> [GOAL] Return every record below exactly as written, but leave out the pictures.

- - - - -

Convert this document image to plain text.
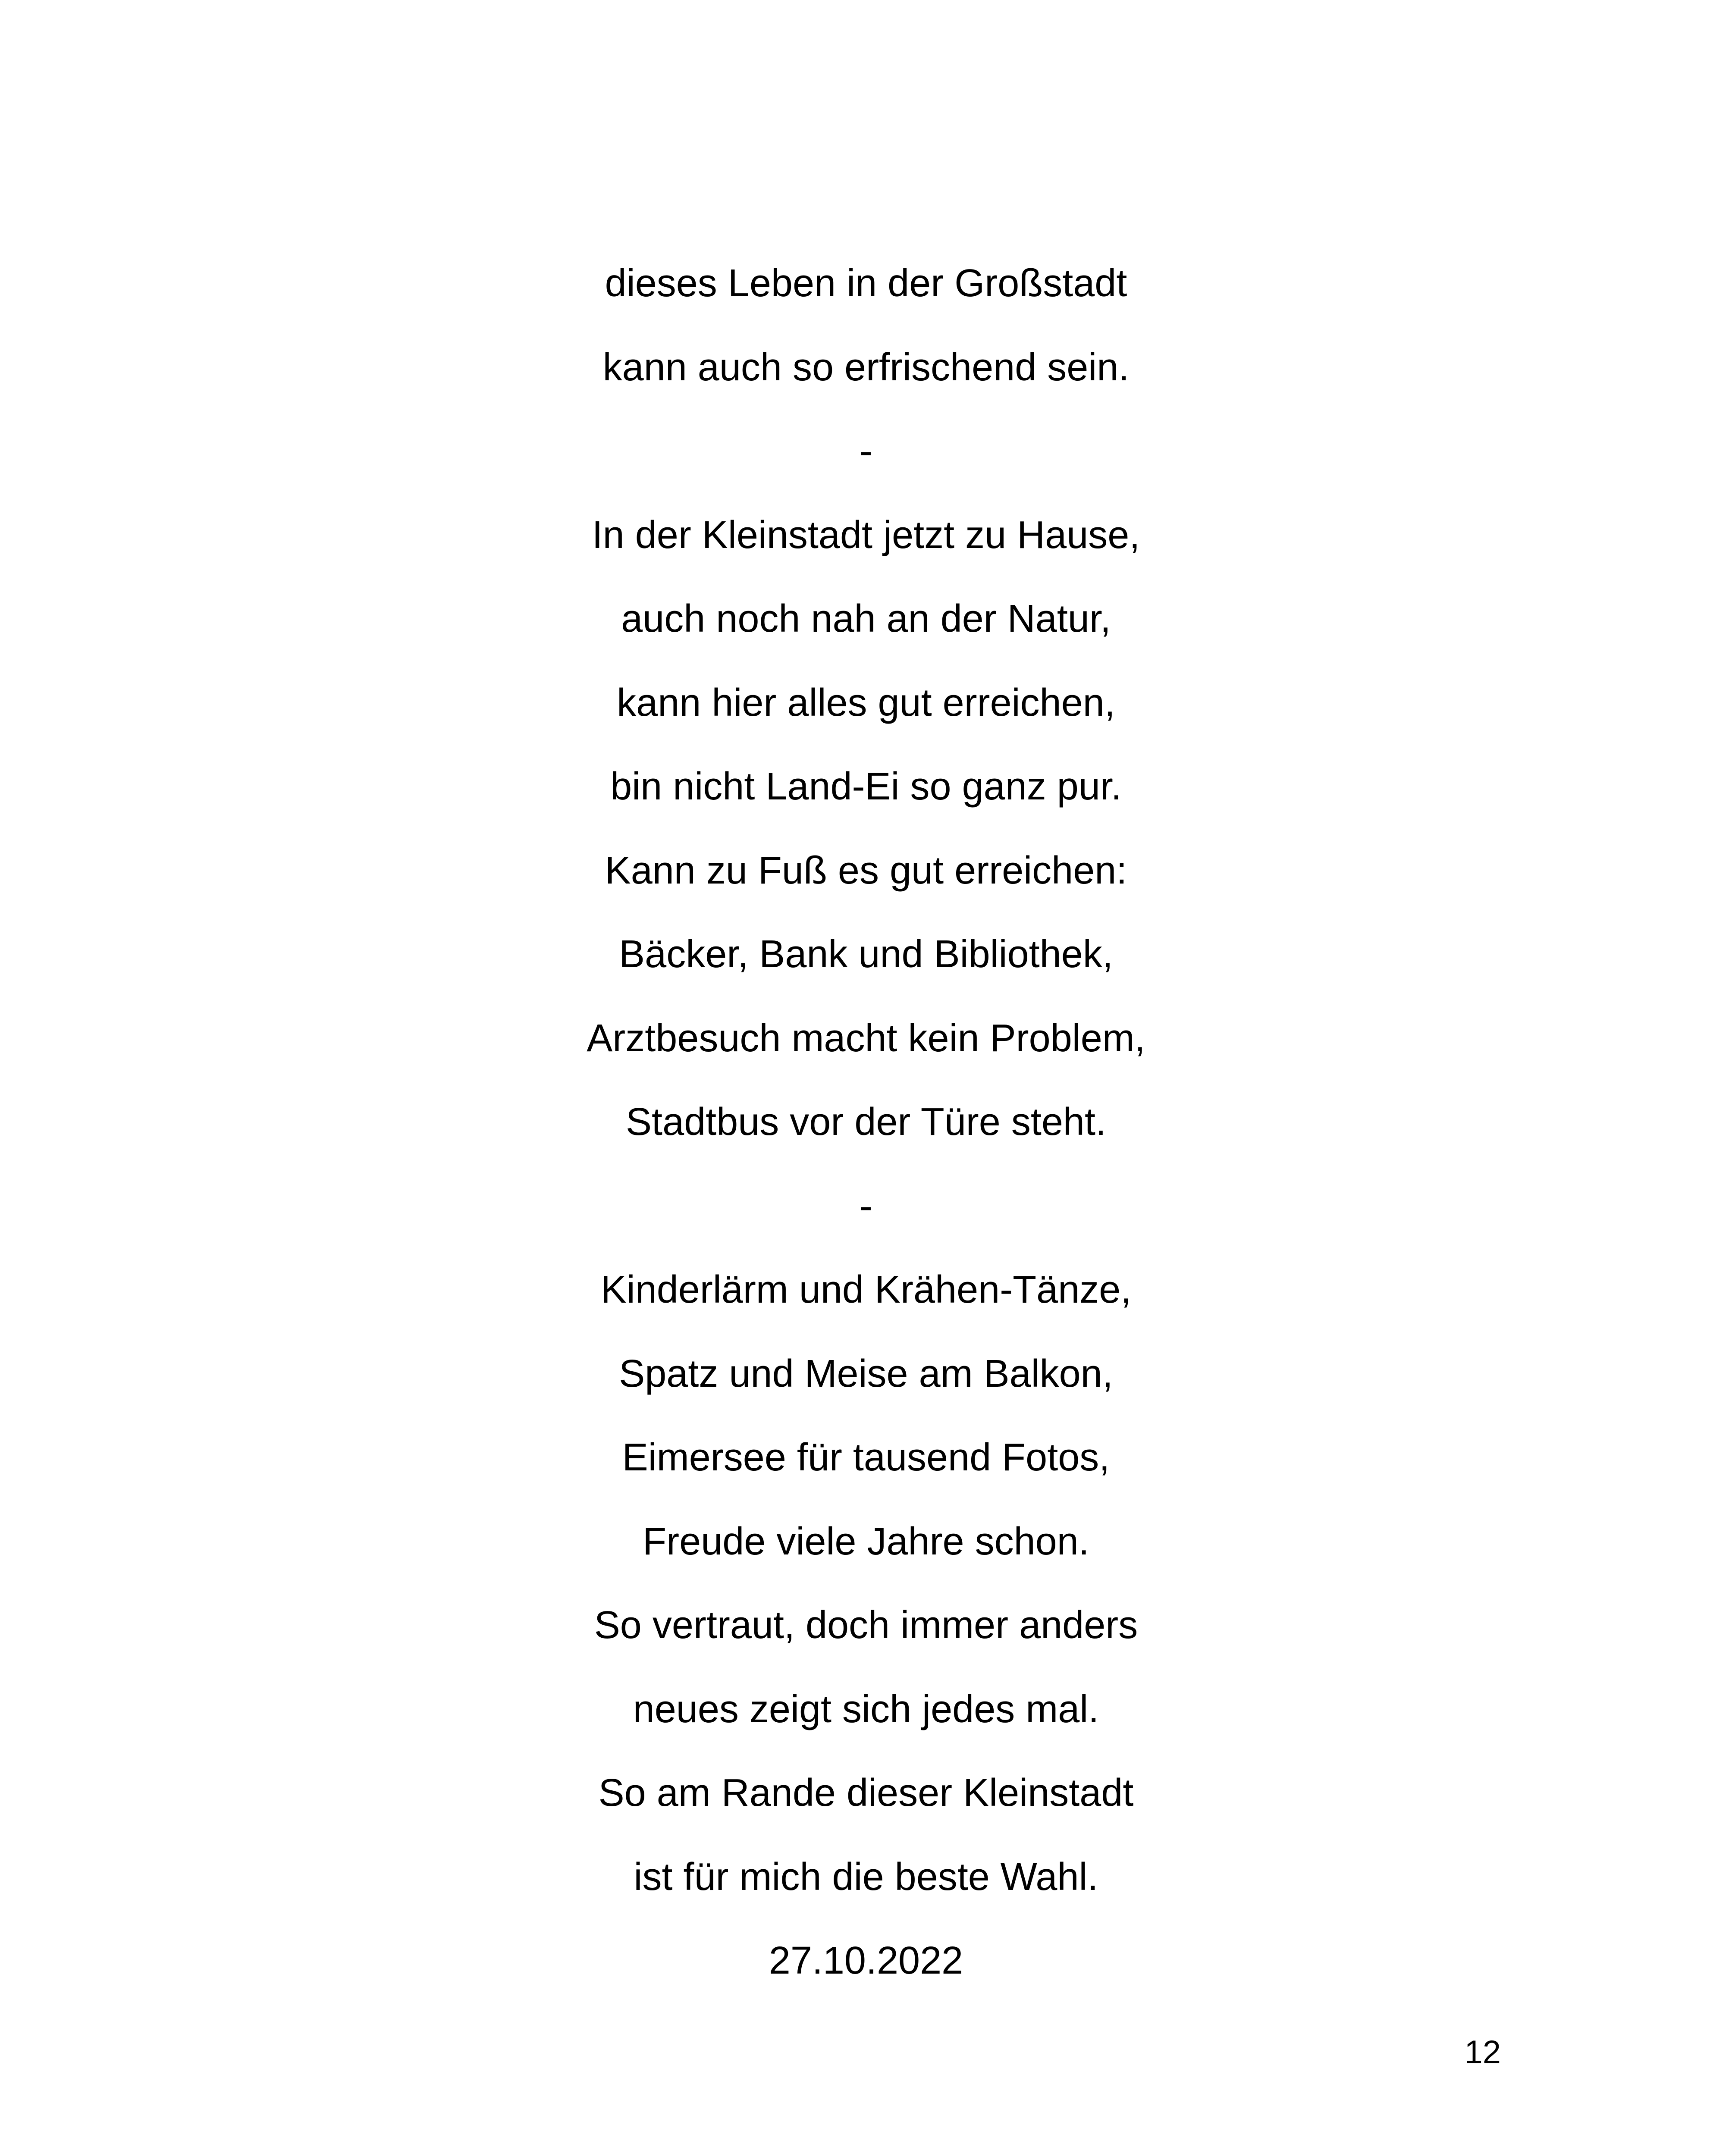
dieses Leben in der Großstadt
kann auch so erfrischend sein.
-
In der Kleinstadt jetzt zu Hause,
auch noch nah an der Natur,
kann hier alles gut erreichen,
bin nicht Land-Ei so ganz pur.
Kann zu Fuß es gut erreichen:
Bäcker, Bank und Bibliothek,
Arztbesuch macht kein Problem,
Stadtbus vor der Türe steht.
-
Kinderlärm und Krähen-Tänze,
Spatz und Meise am Balkon,
Eimersee für tausend Fotos,
Freude viele Jahre schon.
So vertraut, doch immer anders
neues zeigt sich jedes mal.
So am Rande dieser Kleinstadt
ist für mich die beste Wahl.
27.10.2022
12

- - - - -

> [FINAL RESULT]
Convert this document image to plain text.
dieses Leben in der Großstadt
kann auch so erfrischend sein.
-
In der Kleinstadt jetzt zu Hause,
auch noch nah an der Natur,
kann hier alles gut erreichen,
bin nicht Land-Ei so ganz pur.
Kann zu Fuß es gut erreichen:
Bäcker, Bank und Bibliothek,
Arztbesuch macht kein Problem,
Stadtbus vor der Türe steht.
-
Kinderlärm und Krähen-Tänze,
Spatz und Meise am Balkon,
Eimersee für tausend Fotos,
Freude viele Jahre schon.
So vertraut, doch immer anders
neues zeigt sich jedes mal.
So am Rande dieser Kleinstadt
ist für mich die beste Wahl.
27.10.2022
12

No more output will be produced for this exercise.